PROBLEM TO SOLVE
Transcribe the full listing exactly, and drop every picture.

DATA SHOWN
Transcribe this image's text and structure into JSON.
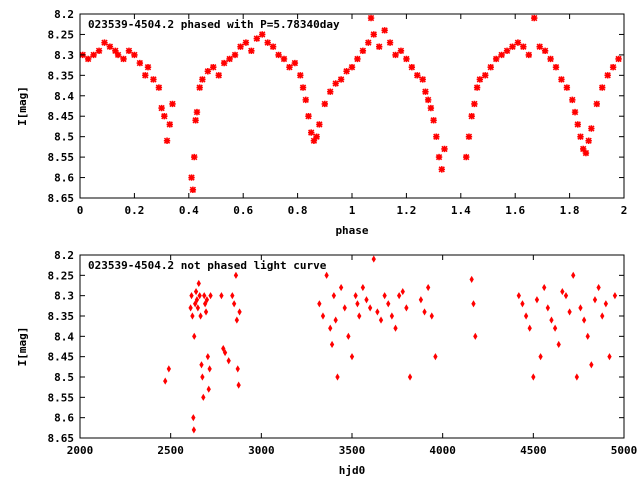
{
  "colors": {
    "marker": "#ff0000",
    "axis": "#000000",
    "background": "#ffffff"
  },
  "chart_data": [
    {
      "type": "scatter",
      "title": "023539-4504.2 phased with P=5.78340day",
      "xlabel": "phase",
      "ylabel": "I[mag]",
      "xlim": [
        0,
        2
      ],
      "ylim": [
        8.2,
        8.65
      ],
      "y_inverted": true,
      "grid": false,
      "marker": "star",
      "x_ticks": [
        0,
        0.2,
        0.4,
        0.6,
        0.8,
        1,
        1.2,
        1.4,
        1.6,
        1.8,
        2
      ],
      "x_tick_labels": [
        "0",
        "0.2",
        "0.4",
        "0.6",
        "0.8",
        "1",
        "1.2",
        "1.4",
        "1.6",
        "1.8",
        "2"
      ],
      "y_ticks": [
        8.2,
        8.25,
        8.3,
        8.35,
        8.4,
        8.45,
        8.5,
        8.55,
        8.6,
        8.65
      ],
      "y_tick_labels": [
        "8.2",
        "8.25",
        "8.3",
        "8.35",
        "8.4",
        "8.45",
        "8.5",
        "8.55",
        "8.6",
        "8.65"
      ],
      "x": [
        0.01,
        0.03,
        0.05,
        0.07,
        0.09,
        0.11,
        0.13,
        0.14,
        0.16,
        0.18,
        0.2,
        0.22,
        0.24,
        0.25,
        0.27,
        0.29,
        0.3,
        0.31,
        0.32,
        0.33,
        0.34,
        0.41,
        0.415,
        0.42,
        0.425,
        0.43,
        0.44,
        0.45,
        0.47,
        0.49,
        0.51,
        0.53,
        0.55,
        0.57,
        0.59,
        0.61,
        0.63,
        0.65,
        0.67,
        0.69,
        0.71,
        0.73,
        0.75,
        0.77,
        0.79,
        0.81,
        0.82,
        0.83,
        0.84,
        0.85,
        0.86,
        0.87,
        0.88,
        0.9,
        0.92,
        0.94,
        0.96,
        0.98,
        1.0,
        1.02,
        1.04,
        1.06,
        1.07,
        1.08,
        1.1,
        1.12,
        1.14,
        1.16,
        1.18,
        1.2,
        1.22,
        1.24,
        1.26,
        1.27,
        1.28,
        1.29,
        1.3,
        1.31,
        1.32,
        1.33,
        1.34,
        1.42,
        1.43,
        1.44,
        1.45,
        1.46,
        1.47,
        1.49,
        1.51,
        1.53,
        1.55,
        1.57,
        1.59,
        1.61,
        1.63,
        1.65,
        1.67,
        1.69,
        1.71,
        1.73,
        1.75,
        1.77,
        1.79,
        1.81,
        1.82,
        1.83,
        1.84,
        1.85,
        1.86,
        1.87,
        1.88,
        1.9,
        1.92,
        1.94,
        1.96,
        1.98
      ],
      "y": [
        8.3,
        8.31,
        8.3,
        8.29,
        8.27,
        8.28,
        8.29,
        8.3,
        8.31,
        8.29,
        8.3,
        8.32,
        8.35,
        8.33,
        8.36,
        8.38,
        8.43,
        8.45,
        8.51,
        8.47,
        8.42,
        8.6,
        8.63,
        8.55,
        8.46,
        8.44,
        8.38,
        8.36,
        8.34,
        8.33,
        8.35,
        8.32,
        8.31,
        8.3,
        8.28,
        8.27,
        8.29,
        8.26,
        8.25,
        8.27,
        8.28,
        8.3,
        8.31,
        8.33,
        8.32,
        8.35,
        8.38,
        8.41,
        8.45,
        8.49,
        8.51,
        8.5,
        8.47,
        8.42,
        8.39,
        8.37,
        8.36,
        8.34,
        8.33,
        8.31,
        8.29,
        8.27,
        8.21,
        8.25,
        8.28,
        8.24,
        8.27,
        8.3,
        8.29,
        8.31,
        8.33,
        8.35,
        8.36,
        8.39,
        8.41,
        8.43,
        8.46,
        8.5,
        8.55,
        8.58,
        8.53,
        8.55,
        8.5,
        8.45,
        8.42,
        8.38,
        8.36,
        8.35,
        8.33,
        8.31,
        8.3,
        8.29,
        8.28,
        8.27,
        8.28,
        8.3,
        8.21,
        8.28,
        8.29,
        8.31,
        8.33,
        8.36,
        8.38,
        8.41,
        8.44,
        8.47,
        8.5,
        8.53,
        8.54,
        8.51,
        8.48,
        8.42,
        8.38,
        8.35,
        8.33,
        8.31
      ]
    },
    {
      "type": "scatter",
      "title": "023539-4504.2 not phased light curve",
      "xlabel": "hjd0",
      "ylabel": "I[mag]",
      "xlim": [
        2000,
        5000
      ],
      "ylim": [
        8.2,
        8.65
      ],
      "y_inverted": true,
      "grid": false,
      "marker": "diamond",
      "x_ticks": [
        2000,
        2500,
        3000,
        3500,
        4000,
        4500,
        5000
      ],
      "x_tick_labels": [
        "2000",
        "2500",
        "3000",
        "3500",
        "4000",
        "4500",
        "5000"
      ],
      "y_ticks": [
        8.2,
        8.25,
        8.3,
        8.35,
        8.4,
        8.45,
        8.5,
        8.55,
        8.6,
        8.65
      ],
      "y_tick_labels": [
        "8.2",
        "8.25",
        "8.3",
        "8.35",
        "8.4",
        "8.45",
        "8.5",
        "8.55",
        "8.6",
        "8.65"
      ],
      "x": [
        2470,
        2490,
        2610,
        2615,
        2620,
        2625,
        2628,
        2630,
        2635,
        2640,
        2645,
        2650,
        2655,
        2660,
        2665,
        2670,
        2675,
        2680,
        2685,
        2690,
        2695,
        2700,
        2705,
        2710,
        2715,
        2720,
        2780,
        2790,
        2800,
        2820,
        2840,
        2850,
        2860,
        2865,
        2870,
        2875,
        2880,
        3320,
        3340,
        3360,
        3380,
        3390,
        3400,
        3410,
        3420,
        3440,
        3460,
        3480,
        3500,
        3520,
        3530,
        3540,
        3560,
        3580,
        3600,
        3620,
        3640,
        3660,
        3680,
        3700,
        3720,
        3740,
        3760,
        3780,
        3800,
        3820,
        3880,
        3900,
        3920,
        3940,
        3960,
        4160,
        4170,
        4180,
        4420,
        4440,
        4460,
        4480,
        4500,
        4520,
        4540,
        4560,
        4580,
        4600,
        4620,
        4640,
        4660,
        4680,
        4700,
        4720,
        4740,
        4760,
        4780,
        4800,
        4820,
        4840,
        4860,
        4880,
        4900,
        4920,
        4950
      ],
      "y": [
        8.51,
        8.48,
        8.33,
        8.3,
        8.35,
        8.6,
        8.63,
        8.4,
        8.32,
        8.29,
        8.31,
        8.33,
        8.27,
        8.3,
        8.35,
        8.47,
        8.5,
        8.55,
        8.3,
        8.32,
        8.34,
        8.31,
        8.45,
        8.53,
        8.48,
        8.3,
        8.3,
        8.43,
        8.44,
        8.46,
        8.3,
        8.32,
        8.25,
        8.36,
        8.48,
        8.52,
        8.34,
        8.32,
        8.35,
        8.25,
        8.38,
        8.42,
        8.3,
        8.36,
        8.5,
        8.28,
        8.33,
        8.4,
        8.45,
        8.3,
        8.32,
        8.35,
        8.28,
        8.31,
        8.33,
        8.21,
        8.34,
        8.36,
        8.3,
        8.32,
        8.35,
        8.38,
        8.3,
        8.29,
        8.33,
        8.5,
        8.31,
        8.34,
        8.28,
        8.35,
        8.45,
        8.26,
        8.32,
        8.4,
        8.3,
        8.32,
        8.35,
        8.38,
        8.5,
        8.31,
        8.45,
        8.28,
        8.33,
        8.36,
        8.38,
        8.42,
        8.29,
        8.3,
        8.34,
        8.25,
        8.5,
        8.33,
        8.36,
        8.4,
        8.47,
        8.31,
        8.28,
        8.35,
        8.32,
        8.45,
        8.3
      ]
    }
  ]
}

TASK SOLUTION
Transcribe this image's text and structure into JSON.
{
  "colors": {
    "marker": "#ff0000",
    "axis": "#000000",
    "background": "#ffffff"
  },
  "chart_data": [
    {
      "type": "scatter",
      "title": "023539-4504.2 phased with P=5.78340day",
      "xlabel": "phase",
      "ylabel": "I[mag]",
      "xlim": [
        0,
        2
      ],
      "ylim": [
        8.2,
        8.65
      ],
      "y_inverted": true,
      "grid": false,
      "marker": "star",
      "x_ticks": [
        0,
        0.2,
        0.4,
        0.6,
        0.8,
        1,
        1.2,
        1.4,
        1.6,
        1.8,
        2
      ],
      "x_tick_labels": [
        "0",
        "0.2",
        "0.4",
        "0.6",
        "0.8",
        "1",
        "1.2",
        "1.4",
        "1.6",
        "1.8",
        "2"
      ],
      "y_ticks": [
        8.2,
        8.25,
        8.3,
        8.35,
        8.4,
        8.45,
        8.5,
        8.55,
        8.6,
        8.65
      ],
      "y_tick_labels": [
        "8.2",
        "8.25",
        "8.3",
        "8.35",
        "8.4",
        "8.45",
        "8.5",
        "8.55",
        "8.6",
        "8.65"
      ],
      "x": [
        0.01,
        0.03,
        0.05,
        0.07,
        0.09,
        0.11,
        0.13,
        0.14,
        0.16,
        0.18,
        0.2,
        0.22,
        0.24,
        0.25,
        0.27,
        0.29,
        0.3,
        0.31,
        0.32,
        0.33,
        0.34,
        0.41,
        0.415,
        0.42,
        0.425,
        0.43,
        0.44,
        0.45,
        0.47,
        0.49,
        0.51,
        0.53,
        0.55,
        0.57,
        0.59,
        0.61,
        0.63,
        0.65,
        0.67,
        0.69,
        0.71,
        0.73,
        0.75,
        0.77,
        0.79,
        0.81,
        0.82,
        0.83,
        0.84,
        0.85,
        0.86,
        0.87,
        0.88,
        0.9,
        0.92,
        0.94,
        0.96,
        0.98,
        1.0,
        1.02,
        1.04,
        1.06,
        1.07,
        1.08,
        1.1,
        1.12,
        1.14,
        1.16,
        1.18,
        1.2,
        1.22,
        1.24,
        1.26,
        1.27,
        1.28,
        1.29,
        1.3,
        1.31,
        1.32,
        1.33,
        1.34,
        1.42,
        1.43,
        1.44,
        1.45,
        1.46,
        1.47,
        1.49,
        1.51,
        1.53,
        1.55,
        1.57,
        1.59,
        1.61,
        1.63,
        1.65,
        1.67,
        1.69,
        1.71,
        1.73,
        1.75,
        1.77,
        1.79,
        1.81,
        1.82,
        1.83,
        1.84,
        1.85,
        1.86,
        1.87,
        1.88,
        1.9,
        1.92,
        1.94,
        1.96,
        1.98
      ],
      "y": [
        8.3,
        8.31,
        8.3,
        8.29,
        8.27,
        8.28,
        8.29,
        8.3,
        8.31,
        8.29,
        8.3,
        8.32,
        8.35,
        8.33,
        8.36,
        8.38,
        8.43,
        8.45,
        8.51,
        8.47,
        8.42,
        8.6,
        8.63,
        8.55,
        8.46,
        8.44,
        8.38,
        8.36,
        8.34,
        8.33,
        8.35,
        8.32,
        8.31,
        8.3,
        8.28,
        8.27,
        8.29,
        8.26,
        8.25,
        8.27,
        8.28,
        8.3,
        8.31,
        8.33,
        8.32,
        8.35,
        8.38,
        8.41,
        8.45,
        8.49,
        8.51,
        8.5,
        8.47,
        8.42,
        8.39,
        8.37,
        8.36,
        8.34,
        8.33,
        8.31,
        8.29,
        8.27,
        8.21,
        8.25,
        8.28,
        8.24,
        8.27,
        8.3,
        8.29,
        8.31,
        8.33,
        8.35,
        8.36,
        8.39,
        8.41,
        8.43,
        8.46,
        8.5,
        8.55,
        8.58,
        8.53,
        8.55,
        8.5,
        8.45,
        8.42,
        8.38,
        8.36,
        8.35,
        8.33,
        8.31,
        8.3,
        8.29,
        8.28,
        8.27,
        8.28,
        8.3,
        8.21,
        8.28,
        8.29,
        8.31,
        8.33,
        8.36,
        8.38,
        8.41,
        8.44,
        8.47,
        8.5,
        8.53,
        8.54,
        8.51,
        8.48,
        8.42,
        8.38,
        8.35,
        8.33,
        8.31
      ]
    },
    {
      "type": "scatter",
      "title": "023539-4504.2 not phased light curve",
      "xlabel": "hjd0",
      "ylabel": "I[mag]",
      "xlim": [
        2000,
        5000
      ],
      "ylim": [
        8.2,
        8.65
      ],
      "y_inverted": true,
      "grid": false,
      "marker": "diamond",
      "x_ticks": [
        2000,
        2500,
        3000,
        3500,
        4000,
        4500,
        5000
      ],
      "x_tick_labels": [
        "2000",
        "2500",
        "3000",
        "3500",
        "4000",
        "4500",
        "5000"
      ],
      "y_ticks": [
        8.2,
        8.25,
        8.3,
        8.35,
        8.4,
        8.45,
        8.5,
        8.55,
        8.6,
        8.65
      ],
      "y_tick_labels": [
        "8.2",
        "8.25",
        "8.3",
        "8.35",
        "8.4",
        "8.45",
        "8.5",
        "8.55",
        "8.6",
        "8.65"
      ],
      "x": [
        2470,
        2490,
        2610,
        2615,
        2620,
        2625,
        2628,
        2630,
        2635,
        2640,
        2645,
        2650,
        2655,
        2660,
        2665,
        2670,
        2675,
        2680,
        2685,
        2690,
        2695,
        2700,
        2705,
        2710,
        2715,
        2720,
        2780,
        2790,
        2800,
        2820,
        2840,
        2850,
        2860,
        2865,
        2870,
        2875,
        2880,
        3320,
        3340,
        3360,
        3380,
        3390,
        3400,
        3410,
        3420,
        3440,
        3460,
        3480,
        3500,
        3520,
        3530,
        3540,
        3560,
        3580,
        3600,
        3620,
        3640,
        3660,
        3680,
        3700,
        3720,
        3740,
        3760,
        3780,
        3800,
        3820,
        3880,
        3900,
        3920,
        3940,
        3960,
        4160,
        4170,
        4180,
        4420,
        4440,
        4460,
        4480,
        4500,
        4520,
        4540,
        4560,
        4580,
        4600,
        4620,
        4640,
        4660,
        4680,
        4700,
        4720,
        4740,
        4760,
        4780,
        4800,
        4820,
        4840,
        4860,
        4880,
        4900,
        4920,
        4950
      ],
      "y": [
        8.51,
        8.48,
        8.33,
        8.3,
        8.35,
        8.6,
        8.63,
        8.4,
        8.32,
        8.29,
        8.31,
        8.33,
        8.27,
        8.3,
        8.35,
        8.47,
        8.5,
        8.55,
        8.3,
        8.32,
        8.34,
        8.31,
        8.45,
        8.53,
        8.48,
        8.3,
        8.3,
        8.43,
        8.44,
        8.46,
        8.3,
        8.32,
        8.25,
        8.36,
        8.48,
        8.52,
        8.34,
        8.32,
        8.35,
        8.25,
        8.38,
        8.42,
        8.3,
        8.36,
        8.5,
        8.28,
        8.33,
        8.4,
        8.45,
        8.3,
        8.32,
        8.35,
        8.28,
        8.31,
        8.33,
        8.21,
        8.34,
        8.36,
        8.3,
        8.32,
        8.35,
        8.38,
        8.3,
        8.29,
        8.33,
        8.5,
        8.31,
        8.34,
        8.28,
        8.35,
        8.45,
        8.26,
        8.32,
        8.4,
        8.3,
        8.32,
        8.35,
        8.38,
        8.5,
        8.31,
        8.45,
        8.28,
        8.33,
        8.36,
        8.38,
        8.42,
        8.29,
        8.3,
        8.34,
        8.25,
        8.5,
        8.33,
        8.36,
        8.4,
        8.47,
        8.31,
        8.28,
        8.35,
        8.32,
        8.45,
        8.3
      ]
    }
  ]
}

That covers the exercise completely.